### Exercise input

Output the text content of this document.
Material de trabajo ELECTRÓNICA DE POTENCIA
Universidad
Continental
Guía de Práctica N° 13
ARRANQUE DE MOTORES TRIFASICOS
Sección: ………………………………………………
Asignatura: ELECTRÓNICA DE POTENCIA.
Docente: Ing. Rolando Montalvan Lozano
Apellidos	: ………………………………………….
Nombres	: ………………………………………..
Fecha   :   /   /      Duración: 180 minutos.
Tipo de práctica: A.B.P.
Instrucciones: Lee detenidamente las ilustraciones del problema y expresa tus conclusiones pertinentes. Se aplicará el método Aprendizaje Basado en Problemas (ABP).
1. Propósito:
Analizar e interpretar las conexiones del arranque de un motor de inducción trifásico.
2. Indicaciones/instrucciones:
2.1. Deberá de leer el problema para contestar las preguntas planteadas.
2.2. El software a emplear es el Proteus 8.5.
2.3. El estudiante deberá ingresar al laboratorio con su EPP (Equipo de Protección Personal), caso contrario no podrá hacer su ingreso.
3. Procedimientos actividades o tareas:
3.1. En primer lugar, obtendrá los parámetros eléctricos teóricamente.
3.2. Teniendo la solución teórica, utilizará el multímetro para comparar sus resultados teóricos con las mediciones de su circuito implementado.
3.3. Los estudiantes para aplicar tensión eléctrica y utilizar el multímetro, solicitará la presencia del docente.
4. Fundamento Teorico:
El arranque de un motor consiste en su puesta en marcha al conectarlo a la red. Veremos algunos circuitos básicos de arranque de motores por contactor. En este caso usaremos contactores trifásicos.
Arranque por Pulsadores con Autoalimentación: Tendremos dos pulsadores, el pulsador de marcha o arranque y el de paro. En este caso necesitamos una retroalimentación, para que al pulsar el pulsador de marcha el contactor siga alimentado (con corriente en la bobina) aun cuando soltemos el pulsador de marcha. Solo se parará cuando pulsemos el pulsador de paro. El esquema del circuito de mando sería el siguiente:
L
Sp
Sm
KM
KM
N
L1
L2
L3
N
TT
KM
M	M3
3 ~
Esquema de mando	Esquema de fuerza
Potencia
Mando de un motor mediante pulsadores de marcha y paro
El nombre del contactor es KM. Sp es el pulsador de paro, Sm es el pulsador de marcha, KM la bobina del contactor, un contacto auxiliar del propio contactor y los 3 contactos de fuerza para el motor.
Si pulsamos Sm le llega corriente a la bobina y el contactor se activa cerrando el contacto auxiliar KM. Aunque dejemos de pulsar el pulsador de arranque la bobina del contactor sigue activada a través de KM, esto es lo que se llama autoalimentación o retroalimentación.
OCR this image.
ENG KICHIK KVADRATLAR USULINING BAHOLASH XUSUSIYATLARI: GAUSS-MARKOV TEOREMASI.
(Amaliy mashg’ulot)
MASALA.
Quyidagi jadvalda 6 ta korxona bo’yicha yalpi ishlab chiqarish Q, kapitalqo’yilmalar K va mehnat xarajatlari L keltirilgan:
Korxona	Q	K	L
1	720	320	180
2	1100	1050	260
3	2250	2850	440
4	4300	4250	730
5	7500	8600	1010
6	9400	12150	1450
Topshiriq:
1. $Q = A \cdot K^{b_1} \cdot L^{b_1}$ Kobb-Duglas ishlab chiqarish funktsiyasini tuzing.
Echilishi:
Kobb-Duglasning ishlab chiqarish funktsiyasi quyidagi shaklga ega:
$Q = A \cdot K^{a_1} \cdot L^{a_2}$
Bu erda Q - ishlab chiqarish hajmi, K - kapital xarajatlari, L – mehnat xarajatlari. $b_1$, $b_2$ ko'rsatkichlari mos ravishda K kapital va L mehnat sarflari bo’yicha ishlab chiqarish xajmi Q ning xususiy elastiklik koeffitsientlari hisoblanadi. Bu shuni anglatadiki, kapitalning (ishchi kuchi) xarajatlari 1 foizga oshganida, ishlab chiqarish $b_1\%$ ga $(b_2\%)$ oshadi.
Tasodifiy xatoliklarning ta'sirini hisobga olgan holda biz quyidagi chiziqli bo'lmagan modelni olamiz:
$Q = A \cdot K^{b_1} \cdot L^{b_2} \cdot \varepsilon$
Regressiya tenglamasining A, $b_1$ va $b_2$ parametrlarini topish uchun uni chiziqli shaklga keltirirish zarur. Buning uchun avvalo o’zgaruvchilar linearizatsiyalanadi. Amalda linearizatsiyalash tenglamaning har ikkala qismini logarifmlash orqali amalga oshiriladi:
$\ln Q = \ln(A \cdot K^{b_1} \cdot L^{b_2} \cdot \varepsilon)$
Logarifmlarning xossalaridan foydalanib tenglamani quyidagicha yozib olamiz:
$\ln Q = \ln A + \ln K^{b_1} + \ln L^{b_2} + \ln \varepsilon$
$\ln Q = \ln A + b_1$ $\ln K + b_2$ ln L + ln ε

### Short task
Generate an exact reproduction of all entries.

### Solution for this problem
Output the text content of this document.
Material de trabajo ELECTRÓNICA DE POTENCIA
Universidad
Continental
Guía de Práctica N° 13
ARRANQUE DE MOTORES TRIFASICOS
Sección: ………………………………………………
Asignatura: ELECTRÓNICA DE POTENCIA.
Docente: Ing. Rolando Montalvan Lozano
Apellidos	: ………………………………………….
Nombres	: ………………………………………..
Fecha   :   /   /      Duración: 180 minutos.
Tipo de práctica: A.B.P.
Instrucciones: Lee detenidamente las ilustraciones del problema y expresa tus conclusiones pertinentes. Se aplicará el método Aprendizaje Basado en Problemas (ABP).
1. Propósito:
Analizar e interpretar las conexiones del arranque de un motor de inducción trifásico.
2. Indicaciones/instrucciones:
2.1. Deberá de leer el problema para contestar las preguntas planteadas.
2.2. El software a emplear es el Proteus 8.5.
2.3. El estudiante deberá ingresar al laboratorio con su EPP (Equipo de Protección Personal), caso contrario no podrá hacer su ingreso.
3. Procedimientos actividades o tareas:
3.1. En primer lugar, obtendrá los parámetros eléctricos teóricamente.
3.2. Teniendo la solución teórica, utilizará el multímetro para comparar sus resultados teóricos con las mediciones de su circuito implementado.
3.3. Los estudiantes para aplicar tensión eléctrica y utilizar el multímetro, solicitará la presencia del docente.
4. Fundamento Teorico:
El arranque de un motor consiste en su puesta en marcha al conectarlo a la red. Veremos algunos circuitos básicos de arranque de motores por contactor. En este caso usaremos contactores trifásicos.
Arranque por Pulsadores con Autoalimentación: Tendremos dos pulsadores, el pulsador de marcha o arranque y el de paro. En este caso necesitamos una retroalimentación, para que al pulsar el pulsador de marcha el contactor siga alimentado (con corriente en la bobina) aun cuando soltemos el pulsador de marcha. Solo se parará cuando pulsemos el pulsador de paro. El esquema del circuito de mando sería el siguiente:
L
Sp
Sm
KM
KM
N
L1
L2
L3
N
TT
KM
M	M3
3 ~
Esquema de mando	Esquema de fuerza
Potencia
Mando de un motor mediante pulsadores de marcha y paro
El nombre del contactor es KM. Sp es el pulsador de paro, Sm es el pulsador de marcha, KM la bobina del contactor, un contacto auxiliar del propio contactor y los 3 contactos de fuerza para el motor.
Si pulsamos Sm le llega corriente a la bobina y el contactor se activa cerrando el contacto auxiliar KM. Aunque dejemos de pulsar el pulsador de arranque la bobina del contactor sigue activada a través de KM, esto es lo que se llama autoalimentación o retroalimentación.
OCR this image.
ENG KICHIK KVADRATLAR USULINING BAHOLASH XUSUSIYATLARI: GAUSS-MARKOV TEOREMASI.
(Amaliy mashg’ulot)
MASALA.
Quyidagi jadvalda 6 ta korxona bo’yicha yalpi ishlab chiqarish Q, kapitalqo’yilmalar K va mehnat xarajatlari L keltirilgan:
Korxona	Q	K	L
1	720	320	180
2	1100	1050	260
3	2250	2850	440
4	4300	4250	730
5	7500	8600	1010
6	9400	12150	1450
Topshiriq:
1. $Q = A \cdot K^{b_1} \cdot L^{b_1}$ Kobb-Duglas ishlab chiqarish funktsiyasini tuzing.
Echilishi:
Kobb-Duglasning ishlab chiqarish funktsiyasi quyidagi shaklga ega:
$Q = A \cdot K^{a_1} \cdot L^{a_2}$
Bu erda Q - ishlab chiqarish hajmi, K - kapital xarajatlari, L – mehnat xarajatlari. $b_1$, $b_2$ ko'rsatkichlari mos ravishda K kapital va L mehnat sarflari bo’yicha ishlab chiqarish xajmi Q ning xususiy elastiklik koeffitsientlari hisoblanadi. Bu shuni anglatadiki, kapitalning (ishchi kuchi) xarajatlari 1 foizga oshganida, ishlab chiqarish $b_1\%$ ga $(b_2\%)$ oshadi.
Tasodifiy xatoliklarning ta'sirini hisobga olgan holda biz quyidagi chiziqli bo'lmagan modelni olamiz:
$Q = A \cdot K^{b_1} \cdot L^{b_2} \cdot \varepsilon$
Regressiya tenglamasining A, $b_1$ va $b_2$ parametrlarini topish uchun uni chiziqli shaklga keltirirish zarur. Buning uchun avvalo o’zgaruvchilar linearizatsiyalanadi. Amalda linearizatsiyalash tenglamaning har ikkala qismini logarifmlash orqali amalga oshiriladi:
$\ln Q = \ln(A \cdot K^{b_1} \cdot L^{b_2} \cdot \varepsilon)$
Logarifmlarning xossalaridan foydalanib tenglamani quyidagicha yozib olamiz:
$\ln Q = \ln A + \ln K^{b_1} + \ln L^{b_2} + \ln \varepsilon$
$\ln Q = \ln A + b_1$ $\ln K + b_2$ ln L + ln ε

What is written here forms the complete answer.